** BEGIN MATERIAL FOR THE TASK **
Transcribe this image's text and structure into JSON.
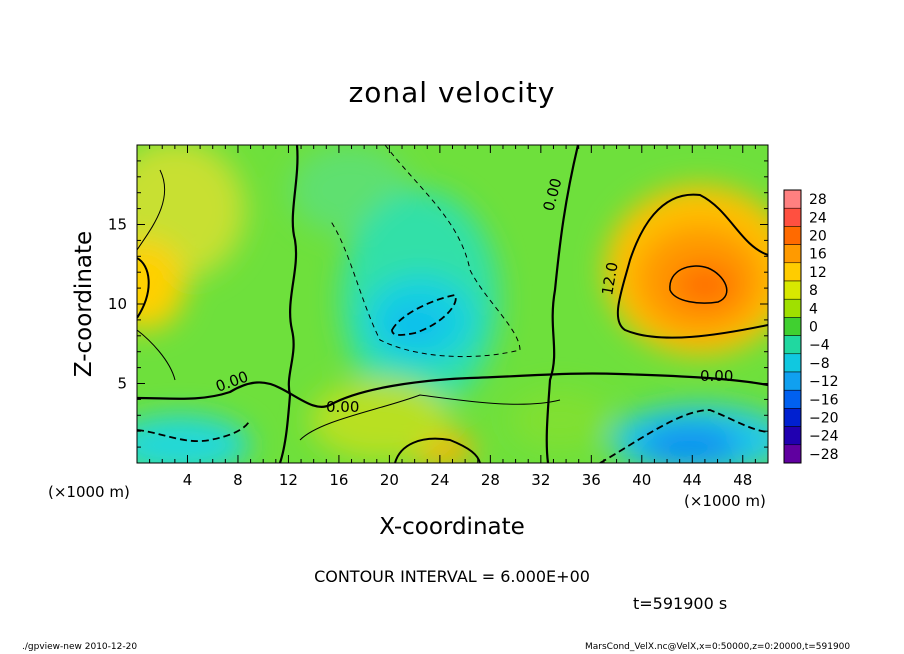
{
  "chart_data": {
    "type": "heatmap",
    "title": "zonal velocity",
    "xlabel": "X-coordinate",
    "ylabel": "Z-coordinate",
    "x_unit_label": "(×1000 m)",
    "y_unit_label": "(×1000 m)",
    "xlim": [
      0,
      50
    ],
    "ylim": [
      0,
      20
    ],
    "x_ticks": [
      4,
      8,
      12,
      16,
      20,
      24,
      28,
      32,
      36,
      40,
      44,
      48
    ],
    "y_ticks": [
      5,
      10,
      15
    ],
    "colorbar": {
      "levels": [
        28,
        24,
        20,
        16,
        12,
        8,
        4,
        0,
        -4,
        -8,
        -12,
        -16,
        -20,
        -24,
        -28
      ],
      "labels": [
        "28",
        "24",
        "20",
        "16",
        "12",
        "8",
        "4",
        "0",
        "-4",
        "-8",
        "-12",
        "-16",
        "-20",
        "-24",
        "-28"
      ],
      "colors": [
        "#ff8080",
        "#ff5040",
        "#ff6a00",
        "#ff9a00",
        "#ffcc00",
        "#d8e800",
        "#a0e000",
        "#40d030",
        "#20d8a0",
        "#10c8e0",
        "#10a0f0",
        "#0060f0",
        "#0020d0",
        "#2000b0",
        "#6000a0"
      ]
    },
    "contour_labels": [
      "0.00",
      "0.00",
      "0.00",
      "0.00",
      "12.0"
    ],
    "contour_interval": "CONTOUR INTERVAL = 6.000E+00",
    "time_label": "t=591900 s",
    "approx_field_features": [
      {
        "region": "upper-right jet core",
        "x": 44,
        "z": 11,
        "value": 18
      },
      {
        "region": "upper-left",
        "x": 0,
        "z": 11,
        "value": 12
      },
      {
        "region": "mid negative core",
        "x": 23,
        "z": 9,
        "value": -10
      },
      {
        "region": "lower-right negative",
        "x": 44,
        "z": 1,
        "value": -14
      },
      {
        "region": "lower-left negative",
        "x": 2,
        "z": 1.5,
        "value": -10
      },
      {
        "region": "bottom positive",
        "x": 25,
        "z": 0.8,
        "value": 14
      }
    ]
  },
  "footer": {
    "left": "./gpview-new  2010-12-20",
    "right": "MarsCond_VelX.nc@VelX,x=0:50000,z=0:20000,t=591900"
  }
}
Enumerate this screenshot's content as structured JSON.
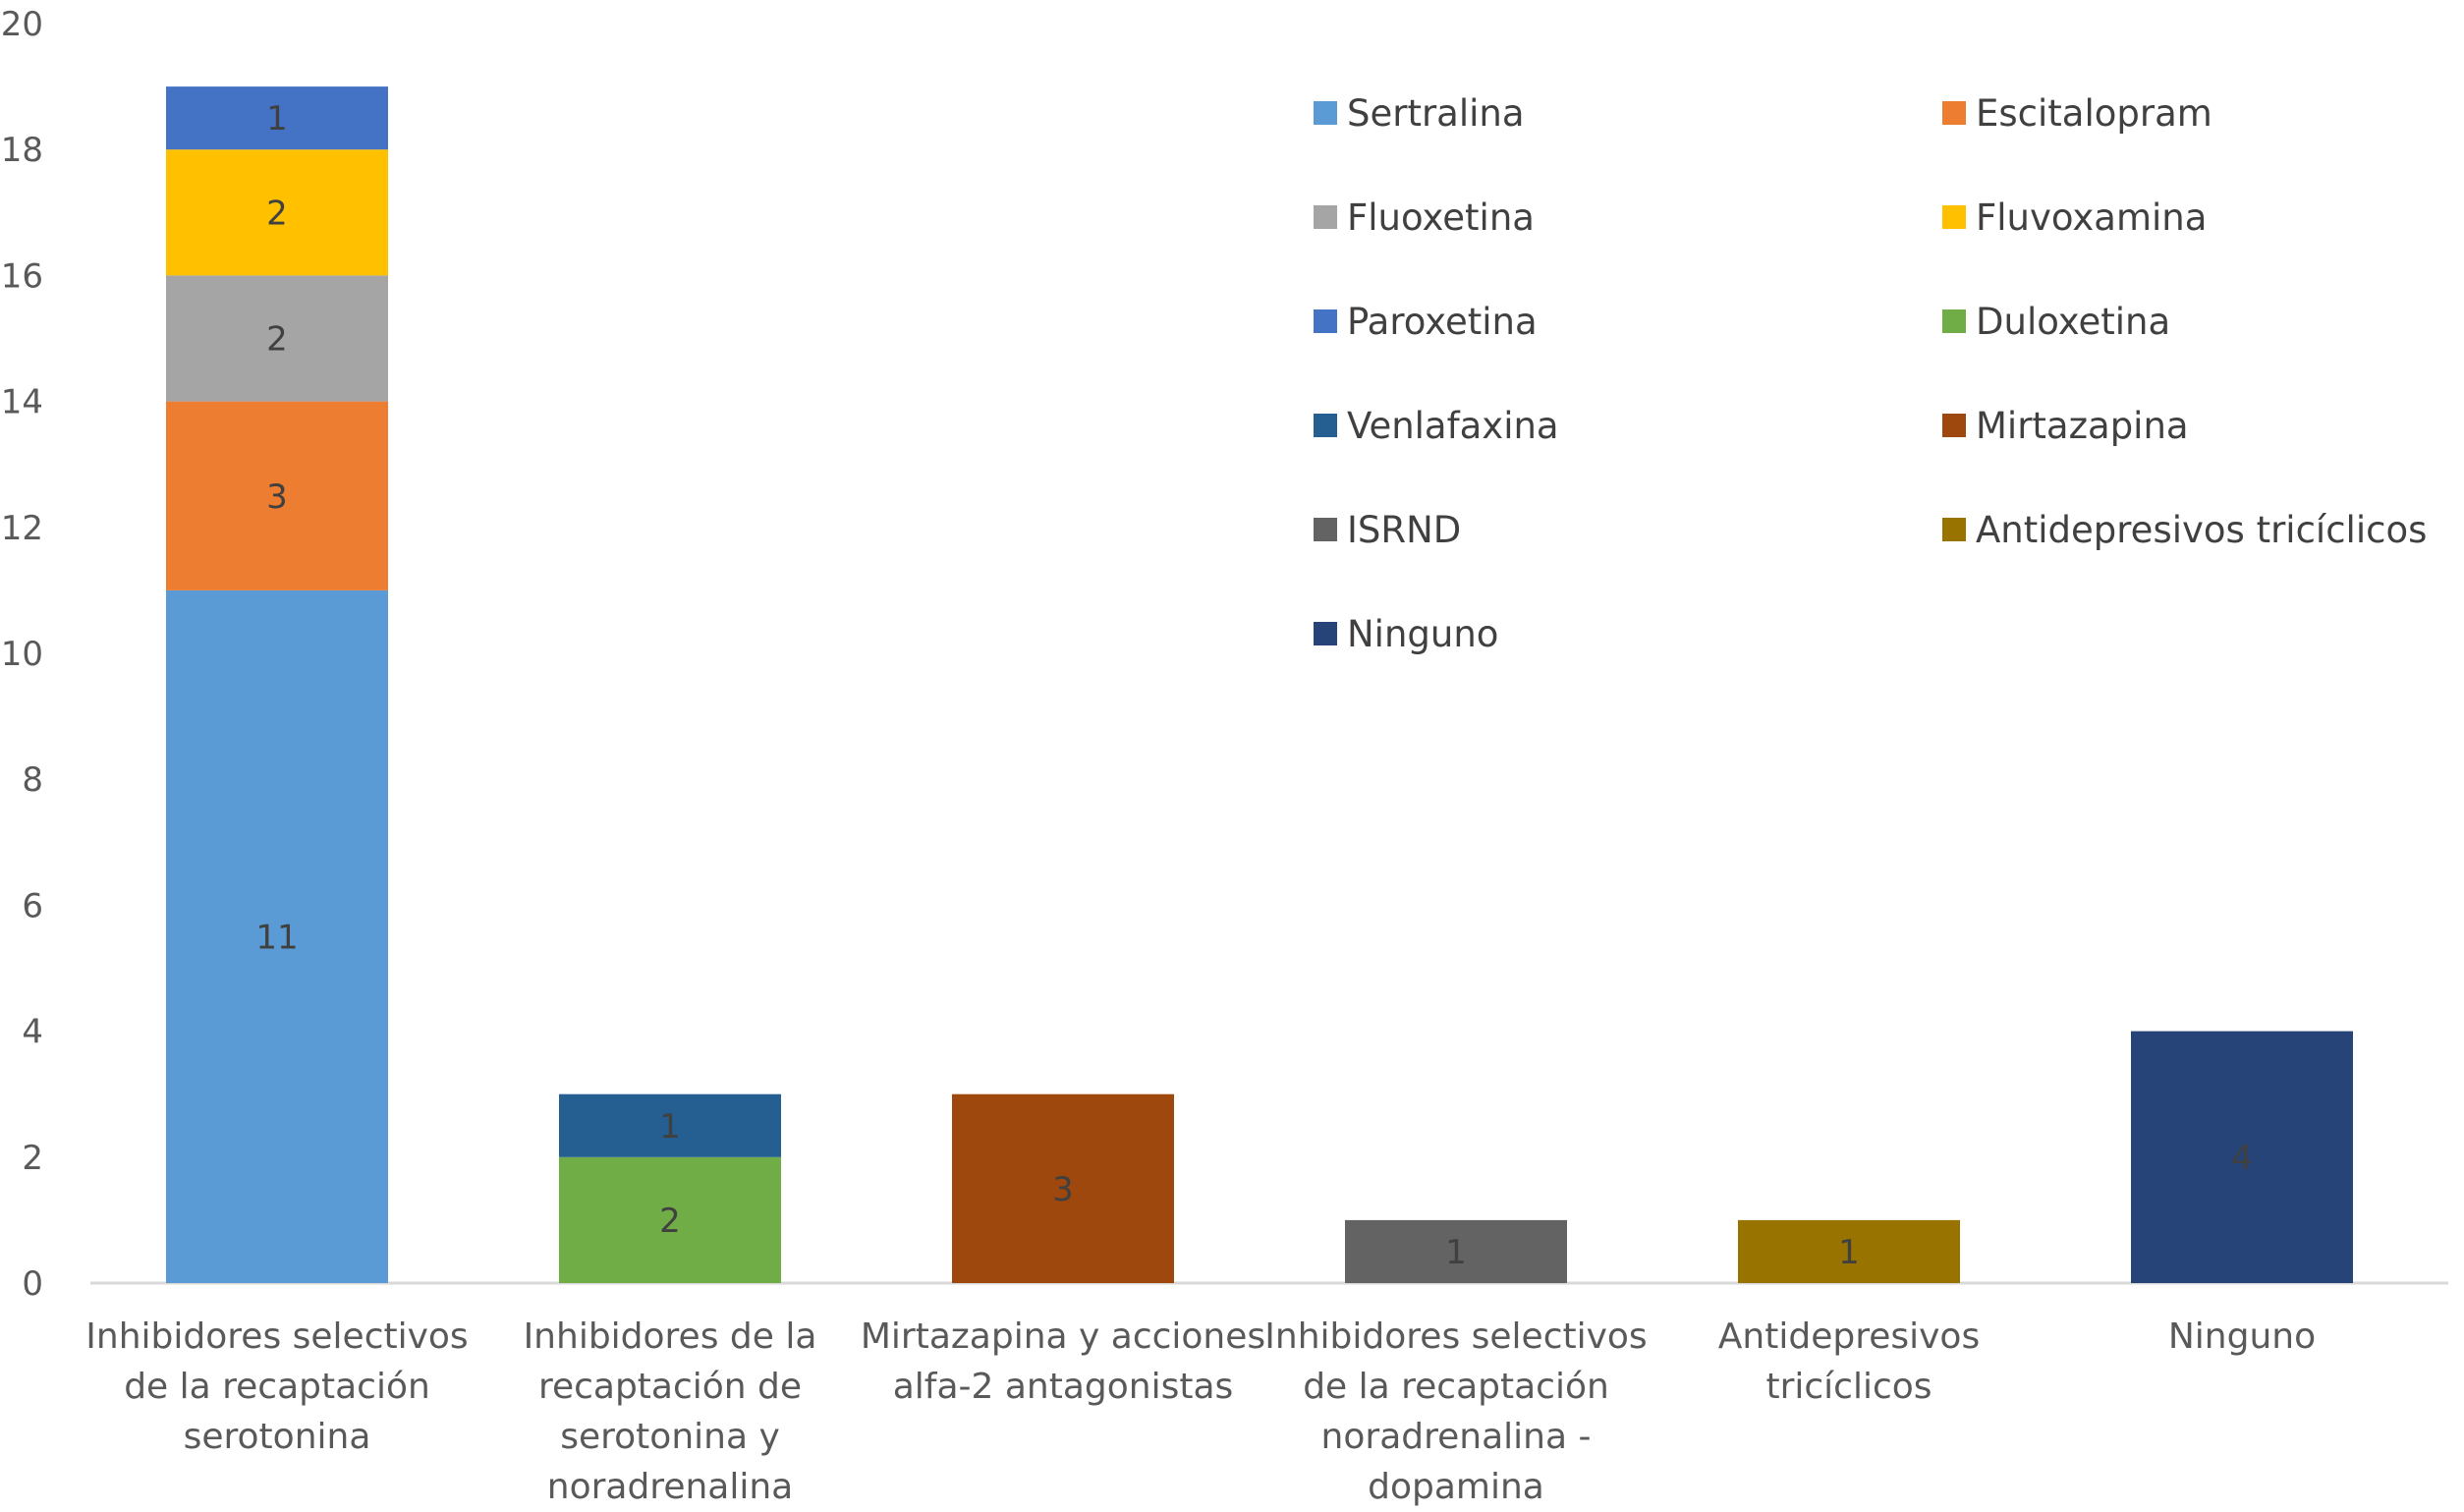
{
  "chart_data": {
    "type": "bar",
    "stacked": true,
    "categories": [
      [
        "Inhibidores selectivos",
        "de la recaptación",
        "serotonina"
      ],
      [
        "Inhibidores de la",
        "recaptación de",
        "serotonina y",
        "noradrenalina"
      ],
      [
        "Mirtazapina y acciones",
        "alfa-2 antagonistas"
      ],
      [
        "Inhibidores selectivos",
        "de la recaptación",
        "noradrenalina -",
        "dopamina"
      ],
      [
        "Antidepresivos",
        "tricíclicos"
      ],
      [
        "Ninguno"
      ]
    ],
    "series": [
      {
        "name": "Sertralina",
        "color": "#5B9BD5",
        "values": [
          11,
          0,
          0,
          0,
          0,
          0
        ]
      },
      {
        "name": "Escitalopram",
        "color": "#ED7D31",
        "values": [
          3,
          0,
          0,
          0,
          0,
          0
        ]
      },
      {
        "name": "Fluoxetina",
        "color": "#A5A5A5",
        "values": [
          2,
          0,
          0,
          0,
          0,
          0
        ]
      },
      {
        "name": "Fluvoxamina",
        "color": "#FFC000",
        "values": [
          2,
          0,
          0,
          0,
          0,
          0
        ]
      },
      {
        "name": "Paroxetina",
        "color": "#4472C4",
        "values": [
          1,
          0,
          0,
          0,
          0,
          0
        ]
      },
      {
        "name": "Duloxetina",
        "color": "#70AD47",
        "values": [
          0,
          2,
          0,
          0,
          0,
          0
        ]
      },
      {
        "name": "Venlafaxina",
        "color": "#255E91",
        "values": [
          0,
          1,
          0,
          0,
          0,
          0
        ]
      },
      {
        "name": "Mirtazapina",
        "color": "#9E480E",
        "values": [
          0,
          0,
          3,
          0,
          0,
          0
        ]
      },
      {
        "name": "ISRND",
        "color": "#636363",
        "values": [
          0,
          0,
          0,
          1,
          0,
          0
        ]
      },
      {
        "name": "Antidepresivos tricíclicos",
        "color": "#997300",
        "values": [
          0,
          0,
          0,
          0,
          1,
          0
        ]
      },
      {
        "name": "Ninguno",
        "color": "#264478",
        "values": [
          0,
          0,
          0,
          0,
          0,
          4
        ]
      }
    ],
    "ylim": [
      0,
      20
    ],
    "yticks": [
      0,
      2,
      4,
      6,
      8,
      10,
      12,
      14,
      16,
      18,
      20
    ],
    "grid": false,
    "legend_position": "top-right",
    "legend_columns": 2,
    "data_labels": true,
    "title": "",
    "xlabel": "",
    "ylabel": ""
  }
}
** END MATERIAL FOR THE TASK **
** BEGIN MATERIAL FOR THE TASK **
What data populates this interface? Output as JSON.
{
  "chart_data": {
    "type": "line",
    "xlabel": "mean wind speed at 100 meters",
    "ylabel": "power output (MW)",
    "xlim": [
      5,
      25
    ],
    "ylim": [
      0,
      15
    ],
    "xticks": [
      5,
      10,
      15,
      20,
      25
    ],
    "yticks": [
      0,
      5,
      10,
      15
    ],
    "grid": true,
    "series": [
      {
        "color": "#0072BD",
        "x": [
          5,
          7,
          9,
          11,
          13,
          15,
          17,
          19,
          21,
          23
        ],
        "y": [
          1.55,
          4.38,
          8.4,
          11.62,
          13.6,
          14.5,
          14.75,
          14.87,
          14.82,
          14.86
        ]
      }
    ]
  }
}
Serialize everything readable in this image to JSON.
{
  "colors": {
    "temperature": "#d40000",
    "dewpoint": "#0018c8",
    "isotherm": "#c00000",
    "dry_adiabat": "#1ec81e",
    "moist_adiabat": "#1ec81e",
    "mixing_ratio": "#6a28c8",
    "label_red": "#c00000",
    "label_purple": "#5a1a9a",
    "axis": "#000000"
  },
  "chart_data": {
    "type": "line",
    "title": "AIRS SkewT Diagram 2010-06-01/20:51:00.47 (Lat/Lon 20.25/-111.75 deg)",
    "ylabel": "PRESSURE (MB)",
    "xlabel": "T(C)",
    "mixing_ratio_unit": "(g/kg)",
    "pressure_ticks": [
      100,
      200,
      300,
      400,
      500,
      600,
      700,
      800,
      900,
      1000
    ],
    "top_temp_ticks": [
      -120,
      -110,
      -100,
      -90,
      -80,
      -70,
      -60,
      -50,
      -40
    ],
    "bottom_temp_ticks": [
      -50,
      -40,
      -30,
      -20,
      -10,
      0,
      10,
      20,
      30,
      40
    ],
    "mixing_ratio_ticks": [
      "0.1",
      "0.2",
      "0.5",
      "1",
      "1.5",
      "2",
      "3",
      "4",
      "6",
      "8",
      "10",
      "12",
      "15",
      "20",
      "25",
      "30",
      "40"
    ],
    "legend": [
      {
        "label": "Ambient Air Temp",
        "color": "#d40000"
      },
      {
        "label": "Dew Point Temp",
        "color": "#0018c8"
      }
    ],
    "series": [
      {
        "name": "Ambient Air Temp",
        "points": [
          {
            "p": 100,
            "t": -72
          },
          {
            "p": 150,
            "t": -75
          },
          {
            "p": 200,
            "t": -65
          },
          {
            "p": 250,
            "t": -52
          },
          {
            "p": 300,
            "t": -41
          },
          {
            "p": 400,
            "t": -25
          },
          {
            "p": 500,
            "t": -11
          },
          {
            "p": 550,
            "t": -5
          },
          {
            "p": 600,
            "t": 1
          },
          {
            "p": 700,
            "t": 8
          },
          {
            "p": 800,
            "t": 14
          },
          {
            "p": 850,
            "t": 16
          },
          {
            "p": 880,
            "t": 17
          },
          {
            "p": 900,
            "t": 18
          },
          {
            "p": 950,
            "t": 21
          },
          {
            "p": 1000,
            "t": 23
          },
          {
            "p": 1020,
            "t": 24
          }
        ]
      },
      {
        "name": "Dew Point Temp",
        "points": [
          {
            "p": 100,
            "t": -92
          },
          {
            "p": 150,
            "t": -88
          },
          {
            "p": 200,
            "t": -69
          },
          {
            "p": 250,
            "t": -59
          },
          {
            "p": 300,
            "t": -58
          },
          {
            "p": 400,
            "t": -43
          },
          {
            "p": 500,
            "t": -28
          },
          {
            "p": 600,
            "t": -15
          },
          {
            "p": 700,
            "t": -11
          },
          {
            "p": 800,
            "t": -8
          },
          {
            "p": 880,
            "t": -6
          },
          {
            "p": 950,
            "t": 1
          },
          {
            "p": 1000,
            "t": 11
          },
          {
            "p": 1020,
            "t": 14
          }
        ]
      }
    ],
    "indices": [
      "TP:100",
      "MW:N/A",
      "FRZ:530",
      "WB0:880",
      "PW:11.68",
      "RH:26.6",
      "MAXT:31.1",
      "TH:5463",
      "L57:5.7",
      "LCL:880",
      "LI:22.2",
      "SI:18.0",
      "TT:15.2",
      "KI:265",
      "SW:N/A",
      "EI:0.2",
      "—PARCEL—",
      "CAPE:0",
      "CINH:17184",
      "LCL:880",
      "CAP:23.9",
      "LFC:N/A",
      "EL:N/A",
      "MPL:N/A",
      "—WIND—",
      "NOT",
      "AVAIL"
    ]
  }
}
** END MATERIAL FOR THE TASK **
** BEGIN MATERIAL FOR THE TASK **
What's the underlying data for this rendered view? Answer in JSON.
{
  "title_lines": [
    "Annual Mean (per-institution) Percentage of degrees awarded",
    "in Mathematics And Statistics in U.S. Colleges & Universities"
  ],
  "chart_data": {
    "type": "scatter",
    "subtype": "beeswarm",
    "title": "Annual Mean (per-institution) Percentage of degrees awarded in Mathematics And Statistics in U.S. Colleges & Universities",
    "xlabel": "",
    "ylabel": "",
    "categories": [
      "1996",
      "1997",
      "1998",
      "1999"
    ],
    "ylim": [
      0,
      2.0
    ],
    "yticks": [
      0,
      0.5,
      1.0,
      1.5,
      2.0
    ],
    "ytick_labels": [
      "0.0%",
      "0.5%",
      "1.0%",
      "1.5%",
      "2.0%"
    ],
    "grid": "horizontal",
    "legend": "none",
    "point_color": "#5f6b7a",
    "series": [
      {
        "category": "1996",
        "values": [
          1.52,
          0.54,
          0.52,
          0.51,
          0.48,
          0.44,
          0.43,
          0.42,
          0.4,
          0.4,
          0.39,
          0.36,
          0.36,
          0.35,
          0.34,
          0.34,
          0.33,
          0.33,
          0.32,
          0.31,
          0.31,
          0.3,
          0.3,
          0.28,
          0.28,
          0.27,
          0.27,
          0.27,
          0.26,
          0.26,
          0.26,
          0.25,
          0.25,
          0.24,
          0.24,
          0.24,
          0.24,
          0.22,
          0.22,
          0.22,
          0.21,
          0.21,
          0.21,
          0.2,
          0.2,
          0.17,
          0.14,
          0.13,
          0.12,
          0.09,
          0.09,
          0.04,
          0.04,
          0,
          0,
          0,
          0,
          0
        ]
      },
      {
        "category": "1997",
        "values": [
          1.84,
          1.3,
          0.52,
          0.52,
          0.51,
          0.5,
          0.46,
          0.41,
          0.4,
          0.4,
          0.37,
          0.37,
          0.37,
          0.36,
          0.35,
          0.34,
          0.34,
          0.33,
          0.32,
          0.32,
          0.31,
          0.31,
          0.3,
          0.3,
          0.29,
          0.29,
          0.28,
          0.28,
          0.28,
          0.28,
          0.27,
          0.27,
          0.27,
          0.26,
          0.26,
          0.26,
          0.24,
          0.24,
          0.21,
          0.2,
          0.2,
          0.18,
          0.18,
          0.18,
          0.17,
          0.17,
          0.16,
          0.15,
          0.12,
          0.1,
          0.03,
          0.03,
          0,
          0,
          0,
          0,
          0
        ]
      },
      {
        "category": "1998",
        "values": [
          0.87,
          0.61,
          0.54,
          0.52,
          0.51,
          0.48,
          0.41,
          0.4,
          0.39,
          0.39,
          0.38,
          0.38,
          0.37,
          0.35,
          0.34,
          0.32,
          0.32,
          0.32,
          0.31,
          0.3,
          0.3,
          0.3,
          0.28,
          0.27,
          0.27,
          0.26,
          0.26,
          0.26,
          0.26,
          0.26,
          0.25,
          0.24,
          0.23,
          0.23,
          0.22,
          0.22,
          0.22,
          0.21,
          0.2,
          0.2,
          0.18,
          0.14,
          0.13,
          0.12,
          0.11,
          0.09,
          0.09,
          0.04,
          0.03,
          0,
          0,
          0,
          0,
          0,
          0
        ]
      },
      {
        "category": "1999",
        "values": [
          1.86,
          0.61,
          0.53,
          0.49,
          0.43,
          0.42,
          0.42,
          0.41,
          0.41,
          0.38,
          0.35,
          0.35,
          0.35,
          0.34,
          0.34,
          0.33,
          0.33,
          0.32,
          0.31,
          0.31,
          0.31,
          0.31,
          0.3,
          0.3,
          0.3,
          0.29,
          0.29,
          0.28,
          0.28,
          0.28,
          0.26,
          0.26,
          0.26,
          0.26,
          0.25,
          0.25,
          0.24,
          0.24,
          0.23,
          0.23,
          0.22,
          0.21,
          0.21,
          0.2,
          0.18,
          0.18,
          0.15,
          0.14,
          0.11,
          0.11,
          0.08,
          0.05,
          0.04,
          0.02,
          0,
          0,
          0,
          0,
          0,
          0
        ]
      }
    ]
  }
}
** END MATERIAL FOR THE TASK **
→ **JOB**: Answer only with how many lines in the records include "core".

→ **THE REPLY**: 2